## [PROBLEM TO WORK ON]
Compute how many lines in the entries below contain "Frederick", and output nothing but the number.

## [RECORDS SUPPLIED]
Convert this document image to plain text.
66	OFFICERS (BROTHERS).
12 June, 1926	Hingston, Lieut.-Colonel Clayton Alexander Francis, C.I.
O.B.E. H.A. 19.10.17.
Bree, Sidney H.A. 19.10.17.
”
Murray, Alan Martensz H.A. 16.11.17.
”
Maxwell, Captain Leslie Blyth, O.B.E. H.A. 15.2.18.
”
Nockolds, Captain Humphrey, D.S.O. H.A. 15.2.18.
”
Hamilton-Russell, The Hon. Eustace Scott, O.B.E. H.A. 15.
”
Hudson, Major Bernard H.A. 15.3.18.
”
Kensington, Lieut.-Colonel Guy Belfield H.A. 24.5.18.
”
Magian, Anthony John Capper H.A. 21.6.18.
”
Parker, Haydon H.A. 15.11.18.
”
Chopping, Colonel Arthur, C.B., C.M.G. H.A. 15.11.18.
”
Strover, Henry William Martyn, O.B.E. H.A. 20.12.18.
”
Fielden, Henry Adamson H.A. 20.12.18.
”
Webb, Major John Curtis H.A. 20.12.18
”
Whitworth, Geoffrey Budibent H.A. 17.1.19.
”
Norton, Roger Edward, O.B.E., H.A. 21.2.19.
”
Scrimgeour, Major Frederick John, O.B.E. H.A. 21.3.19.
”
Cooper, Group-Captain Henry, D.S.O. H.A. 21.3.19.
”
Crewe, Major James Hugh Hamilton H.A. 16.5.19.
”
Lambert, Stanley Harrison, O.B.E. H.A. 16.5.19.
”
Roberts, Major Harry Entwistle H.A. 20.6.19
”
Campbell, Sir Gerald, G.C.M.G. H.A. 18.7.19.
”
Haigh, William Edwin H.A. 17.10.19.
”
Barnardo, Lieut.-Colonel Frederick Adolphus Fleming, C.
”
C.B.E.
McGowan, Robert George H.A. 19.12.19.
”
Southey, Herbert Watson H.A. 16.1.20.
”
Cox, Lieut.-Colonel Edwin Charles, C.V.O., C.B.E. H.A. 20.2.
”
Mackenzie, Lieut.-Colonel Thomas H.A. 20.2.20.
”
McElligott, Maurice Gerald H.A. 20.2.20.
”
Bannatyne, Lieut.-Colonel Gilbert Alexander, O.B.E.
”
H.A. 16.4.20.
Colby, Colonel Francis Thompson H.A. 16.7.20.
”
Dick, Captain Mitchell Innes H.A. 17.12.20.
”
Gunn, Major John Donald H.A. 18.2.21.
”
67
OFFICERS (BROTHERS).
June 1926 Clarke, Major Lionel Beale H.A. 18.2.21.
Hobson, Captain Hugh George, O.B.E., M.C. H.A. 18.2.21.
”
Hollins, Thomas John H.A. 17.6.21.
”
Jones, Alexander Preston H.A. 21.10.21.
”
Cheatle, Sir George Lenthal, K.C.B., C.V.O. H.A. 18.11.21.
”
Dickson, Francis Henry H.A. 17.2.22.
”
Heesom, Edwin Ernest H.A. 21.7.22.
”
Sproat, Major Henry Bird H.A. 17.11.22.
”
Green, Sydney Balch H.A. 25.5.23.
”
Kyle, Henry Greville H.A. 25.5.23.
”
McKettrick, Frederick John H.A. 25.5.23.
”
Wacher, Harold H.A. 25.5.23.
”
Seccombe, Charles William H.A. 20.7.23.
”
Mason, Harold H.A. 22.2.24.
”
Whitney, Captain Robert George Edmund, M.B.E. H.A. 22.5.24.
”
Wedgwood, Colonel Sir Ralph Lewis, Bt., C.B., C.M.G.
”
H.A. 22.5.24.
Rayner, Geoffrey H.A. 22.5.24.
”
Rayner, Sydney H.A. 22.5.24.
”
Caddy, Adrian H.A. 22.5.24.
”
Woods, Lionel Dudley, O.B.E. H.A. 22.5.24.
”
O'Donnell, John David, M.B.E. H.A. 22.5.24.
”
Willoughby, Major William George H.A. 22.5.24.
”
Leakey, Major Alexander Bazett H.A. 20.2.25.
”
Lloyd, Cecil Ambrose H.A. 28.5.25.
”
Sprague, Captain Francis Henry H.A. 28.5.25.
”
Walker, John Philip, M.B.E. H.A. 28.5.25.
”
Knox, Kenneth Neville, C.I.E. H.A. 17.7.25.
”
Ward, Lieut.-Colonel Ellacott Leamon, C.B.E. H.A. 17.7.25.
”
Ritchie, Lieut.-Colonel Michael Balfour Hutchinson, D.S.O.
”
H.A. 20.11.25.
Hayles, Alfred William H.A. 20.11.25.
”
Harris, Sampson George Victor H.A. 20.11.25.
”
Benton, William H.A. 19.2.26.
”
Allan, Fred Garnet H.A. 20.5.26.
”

## [COMPLETED TASK]
3